ARTICLE ▸
## start

The Rule reads as follows:
"Where a question arises as to whether
(a) an arbitration agreement has been concluded; or
(b) the dispute which is the subject-matter of the proceedings falls within the terms of such an agreement
the court may decide that question or give directions to enable it to be decided and may order the proceedings to be stayed pending its decision."
"We conclude that the meaning of Art 11 section 3 which is most consistent with the overall purposes of the Convention is that an agreement to arbitrate is 'null and void' only (a) where it is subject to an internationally recognised defence such as duress, mistake, fraud or waiver or (b) when it contravenes fundamental policies of the forum State. The 'null and void' language must be read narrowly for the signatory nations have jointly declared a general policy of enforceability of agreements to arbitrate." (Pages 3-4).
Likewise in this context for an arbitration agreement to be "inoperative" it must have been concluded but for some legal reason have ceased to have legal effect; e.g. by reason of acceptance of a repudiation as in Downing v. Al Tameer Establishment [2002] EWCA Civ 721 ("Downing") at paragraphs 26-35.
"The judge [below] dismissed the application, holding that no arbitration agreement had been concluded between the parties and that the agreement relied on by CNA was thus 'null and void' within the meaning, and for the purposes, of s.9(4) of the 1996 Act."

## end

WHAT THE EXERCISE ASKS ▸ Print the arbitration excerpt above word for word, in full.

PROVIDED MATERIAL ▸
## start

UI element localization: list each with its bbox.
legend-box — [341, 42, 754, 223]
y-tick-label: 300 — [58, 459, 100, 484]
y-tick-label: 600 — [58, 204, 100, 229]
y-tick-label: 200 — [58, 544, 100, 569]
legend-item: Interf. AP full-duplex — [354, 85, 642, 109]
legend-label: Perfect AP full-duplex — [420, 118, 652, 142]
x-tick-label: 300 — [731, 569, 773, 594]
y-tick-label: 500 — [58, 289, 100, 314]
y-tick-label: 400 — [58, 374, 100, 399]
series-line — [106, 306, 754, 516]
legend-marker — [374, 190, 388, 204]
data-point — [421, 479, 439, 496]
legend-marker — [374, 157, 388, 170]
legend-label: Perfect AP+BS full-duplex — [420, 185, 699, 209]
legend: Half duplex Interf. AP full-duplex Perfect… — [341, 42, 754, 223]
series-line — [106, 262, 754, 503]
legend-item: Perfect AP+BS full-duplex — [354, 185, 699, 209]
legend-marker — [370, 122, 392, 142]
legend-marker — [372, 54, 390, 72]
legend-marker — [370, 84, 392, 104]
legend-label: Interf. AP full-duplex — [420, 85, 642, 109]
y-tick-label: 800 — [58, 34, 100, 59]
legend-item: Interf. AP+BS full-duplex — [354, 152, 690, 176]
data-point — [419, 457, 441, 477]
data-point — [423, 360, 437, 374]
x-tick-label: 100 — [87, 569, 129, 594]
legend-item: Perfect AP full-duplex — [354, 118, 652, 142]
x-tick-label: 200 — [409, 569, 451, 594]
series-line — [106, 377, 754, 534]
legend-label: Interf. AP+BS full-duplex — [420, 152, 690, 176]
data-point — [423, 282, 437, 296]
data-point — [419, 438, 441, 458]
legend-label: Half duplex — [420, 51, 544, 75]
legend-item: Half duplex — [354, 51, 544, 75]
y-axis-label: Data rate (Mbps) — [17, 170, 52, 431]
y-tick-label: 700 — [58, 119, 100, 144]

## end

EXERCISE RESULT ▸
The Rule reads as follows:
"Where a question arises as to whether
(a) an arbitration agreement has been concluded; or
(b) the dispute which is the subject-matter of the proceedings falls within the terms of such an agreement
the court may decide that question or give directions to enable it to be decided and may order the proceedings to be stayed pending its decision."
"We conclude that the meaning of Art 11 section 3 which is most consistent with the overall purposes of the Convention is that an agreement to arbitrate is 'null and void' only (a) where it is subject to an internationally recognised defence such as duress, mistake, fraud or waiver or (b) when it contravenes fundamental policies of the forum State. The 'null and void' language must be read narrowly for the signatory nations have jointly declared a general policy of enforceability of agreements to arbitrate." (Pages 3-4).
Likewise in this context for an arbitration agreement to be "inoperative" it must have been concluded but for some legal reason have ceased to have legal effect; e.g. by reason of acceptance of a repudiation as in Downing v. Al Tameer Establishment [2002] EWCA Civ 721 ("Downing") at paragraphs 26-35.
"The judge [below] dismissed the application, holding that no arbitration agreement had been concluded between the parties and that the agreement relied on by CNA was thus 'null and void' within the meaning, and for the purposes, of s.9(4) of the 1996 Act."